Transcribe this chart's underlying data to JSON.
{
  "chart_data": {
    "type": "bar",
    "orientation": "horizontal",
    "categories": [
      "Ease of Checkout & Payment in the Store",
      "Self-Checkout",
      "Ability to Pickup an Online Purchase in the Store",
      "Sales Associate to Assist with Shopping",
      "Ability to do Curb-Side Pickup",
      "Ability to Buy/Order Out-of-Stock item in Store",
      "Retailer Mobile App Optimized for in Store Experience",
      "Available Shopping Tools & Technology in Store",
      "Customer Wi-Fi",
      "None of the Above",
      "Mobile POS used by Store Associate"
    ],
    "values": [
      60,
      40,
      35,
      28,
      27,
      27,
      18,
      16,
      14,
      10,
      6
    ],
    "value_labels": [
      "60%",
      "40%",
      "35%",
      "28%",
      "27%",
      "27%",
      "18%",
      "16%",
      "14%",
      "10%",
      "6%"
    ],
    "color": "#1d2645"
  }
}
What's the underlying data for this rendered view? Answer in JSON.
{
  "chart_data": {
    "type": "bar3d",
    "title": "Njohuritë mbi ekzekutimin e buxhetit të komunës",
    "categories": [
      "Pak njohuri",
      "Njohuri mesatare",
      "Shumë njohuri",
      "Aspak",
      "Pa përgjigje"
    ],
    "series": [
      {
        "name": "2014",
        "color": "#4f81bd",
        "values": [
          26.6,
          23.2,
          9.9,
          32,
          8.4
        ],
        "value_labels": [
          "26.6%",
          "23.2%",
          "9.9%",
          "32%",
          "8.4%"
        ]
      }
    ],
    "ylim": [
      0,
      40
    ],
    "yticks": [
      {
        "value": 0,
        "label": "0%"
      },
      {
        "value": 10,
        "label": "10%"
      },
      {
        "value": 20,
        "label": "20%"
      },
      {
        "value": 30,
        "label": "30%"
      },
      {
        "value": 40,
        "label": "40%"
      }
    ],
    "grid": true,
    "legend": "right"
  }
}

__EXERCISE DIRECTIONS__
Return all of the entries exactly as written.

__OUTPUT OF THE EXERCISE__
Transcribe this chart's underlying data to JSON.
{
  "chart_data": {
    "type": "bar",
    "orientation": "horizontal",
    "categories": [
      "Ease of Checkout & Payment in the Store",
      "Self-Checkout",
      "Ability to Pickup an Online Purchase in the Store",
      "Sales Associate to Assist with Shopping",
      "Ability to do Curb-Side Pickup",
      "Ability to Buy/Order Out-of-Stock item in Store",
      "Retailer Mobile App Optimized for in Store Experience",
      "Available Shopping Tools & Technology in Store",
      "Customer Wi-Fi",
      "None of the Above",
      "Mobile POS used by Store Associate"
    ],
    "values": [
      60,
      40,
      35,
      28,
      27,
      27,
      18,
      16,
      14,
      10,
      6
    ],
    "value_labels": [
      "60%",
      "40%",
      "35%",
      "28%",
      "27%",
      "27%",
      "18%",
      "16%",
      "14%",
      "10%",
      "6%"
    ],
    "color": "#1d2645"
  }
}
What's the underlying data for this rendered view? Answer in JSON.
{
  "chart_data": {
    "type": "bar3d",
    "title": "Njohuritë mbi ekzekutimin e buxhetit të komunës",
    "categories": [
      "Pak njohuri",
      "Njohuri mesatare",
      "Shumë njohuri",
      "Aspak",
      "Pa përgjigje"
    ],
    "series": [
      {
        "name": "2014",
        "color": "#4f81bd",
        "values": [
          26.6,
          23.2,
          9.9,
          32,
          8.4
        ],
        "value_labels": [
          "26.6%",
          "23.2%",
          "9.9%",
          "32%",
          "8.4%"
        ]
      }
    ],
    "ylim": [
      0,
      40
    ],
    "yticks": [
      {
        "value": 0,
        "label": "0%"
      },
      {
        "value": 10,
        "label": "10%"
      },
      {
        "value": 20,
        "label": "20%"
      },
      {
        "value": 30,
        "label": "30%"
      },
      {
        "value": 40,
        "label": "40%"
      }
    ],
    "grid": true,
    "legend": "right"
  }
}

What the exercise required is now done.